EXERCISE PROMPT: Extract the whole listing as it stands. Do not include the pictures.

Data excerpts
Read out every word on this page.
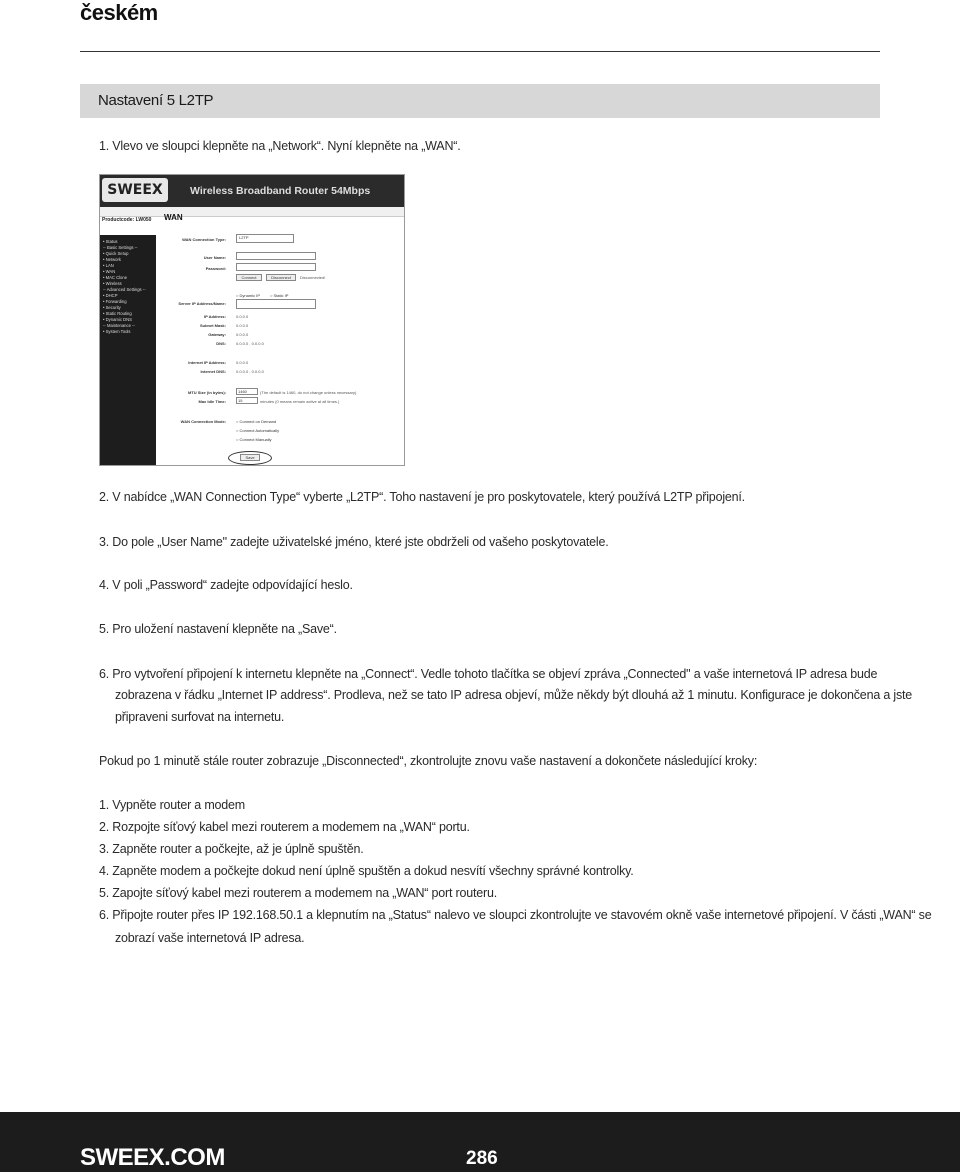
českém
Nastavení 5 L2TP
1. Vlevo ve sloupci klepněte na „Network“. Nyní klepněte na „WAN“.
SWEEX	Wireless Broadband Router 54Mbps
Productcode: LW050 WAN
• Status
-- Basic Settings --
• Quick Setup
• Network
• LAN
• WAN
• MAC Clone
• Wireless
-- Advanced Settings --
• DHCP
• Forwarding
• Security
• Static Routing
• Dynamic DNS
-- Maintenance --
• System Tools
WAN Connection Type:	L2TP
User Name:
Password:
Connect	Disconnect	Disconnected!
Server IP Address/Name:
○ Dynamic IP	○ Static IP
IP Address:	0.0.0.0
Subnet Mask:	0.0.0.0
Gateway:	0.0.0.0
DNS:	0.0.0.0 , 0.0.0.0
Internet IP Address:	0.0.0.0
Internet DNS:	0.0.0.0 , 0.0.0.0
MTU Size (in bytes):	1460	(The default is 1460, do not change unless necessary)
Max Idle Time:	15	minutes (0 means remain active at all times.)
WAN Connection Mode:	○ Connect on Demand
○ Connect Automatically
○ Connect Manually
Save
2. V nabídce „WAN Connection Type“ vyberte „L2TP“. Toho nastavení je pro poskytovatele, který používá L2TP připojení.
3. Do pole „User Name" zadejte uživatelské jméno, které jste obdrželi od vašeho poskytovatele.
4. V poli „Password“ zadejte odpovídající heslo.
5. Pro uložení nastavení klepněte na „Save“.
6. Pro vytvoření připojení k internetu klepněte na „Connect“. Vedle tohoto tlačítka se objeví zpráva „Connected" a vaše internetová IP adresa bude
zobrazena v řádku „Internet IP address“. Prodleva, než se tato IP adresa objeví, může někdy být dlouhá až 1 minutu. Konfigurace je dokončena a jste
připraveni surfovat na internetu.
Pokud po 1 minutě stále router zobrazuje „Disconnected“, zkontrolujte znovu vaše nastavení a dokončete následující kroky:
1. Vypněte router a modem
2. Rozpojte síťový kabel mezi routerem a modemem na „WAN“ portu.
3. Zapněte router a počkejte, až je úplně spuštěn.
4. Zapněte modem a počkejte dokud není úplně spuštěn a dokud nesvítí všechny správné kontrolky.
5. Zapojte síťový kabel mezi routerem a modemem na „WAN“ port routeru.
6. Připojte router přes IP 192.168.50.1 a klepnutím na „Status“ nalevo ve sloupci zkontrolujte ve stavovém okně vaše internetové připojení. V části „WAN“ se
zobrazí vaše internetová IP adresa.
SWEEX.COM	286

FINISHED EXERCISE:
Read out every word on this page.
českém
Nastavení 5 L2TP
1. Vlevo ve sloupci klepněte na „Network“. Nyní klepněte na „WAN“.
SWEEX	Wireless Broadband Router 54Mbps
Productcode: LW050 WAN
• Status
-- Basic Settings --
• Quick Setup
• Network
• LAN
• WAN
• MAC Clone
• Wireless
-- Advanced Settings --
• DHCP
• Forwarding
• Security
• Static Routing
• Dynamic DNS
-- Maintenance --
• System Tools
WAN Connection Type:	L2TP
User Name:
Password:
Connect	Disconnect	Disconnected!
Server IP Address/Name:
○ Dynamic IP	○ Static IP
IP Address:	0.0.0.0
Subnet Mask:	0.0.0.0
Gateway:	0.0.0.0
DNS:	0.0.0.0 , 0.0.0.0
Internet IP Address:	0.0.0.0
Internet DNS:	0.0.0.0 , 0.0.0.0
MTU Size (in bytes):	1460	(The default is 1460, do not change unless necessary)
Max Idle Time:	15	minutes (0 means remain active at all times.)
WAN Connection Mode:	○ Connect on Demand
○ Connect Automatically
○ Connect Manually
Save
2. V nabídce „WAN Connection Type“ vyberte „L2TP“. Toho nastavení je pro poskytovatele, který používá L2TP připojení.
3. Do pole „User Name" zadejte uživatelské jméno, které jste obdrželi od vašeho poskytovatele.
4. V poli „Password“ zadejte odpovídající heslo.
5. Pro uložení nastavení klepněte na „Save“.
6. Pro vytvoření připojení k internetu klepněte na „Connect“. Vedle tohoto tlačítka se objeví zpráva „Connected" a vaše internetová IP adresa bude
zobrazena v řádku „Internet IP address“. Prodleva, než se tato IP adresa objeví, může někdy být dlouhá až 1 minutu. Konfigurace je dokončena a jste
připraveni surfovat na internetu.
Pokud po 1 minutě stále router zobrazuje „Disconnected“, zkontrolujte znovu vaše nastavení a dokončete následující kroky:
1. Vypněte router a modem
2. Rozpojte síťový kabel mezi routerem a modemem na „WAN“ portu.
3. Zapněte router a počkejte, až je úplně spuštěn.
4. Zapněte modem a počkejte dokud není úplně spuštěn a dokud nesvítí všechny správné kontrolky.
5. Zapojte síťový kabel mezi routerem a modemem na „WAN“ port routeru.
6. Připojte router přes IP 192.168.50.1 a klepnutím na „Status“ nalevo ve sloupci zkontrolujte ve stavovém okně vaše internetové připojení. V části „WAN“ se
zobrazí vaše internetová IP adresa.
SWEEX.COM	286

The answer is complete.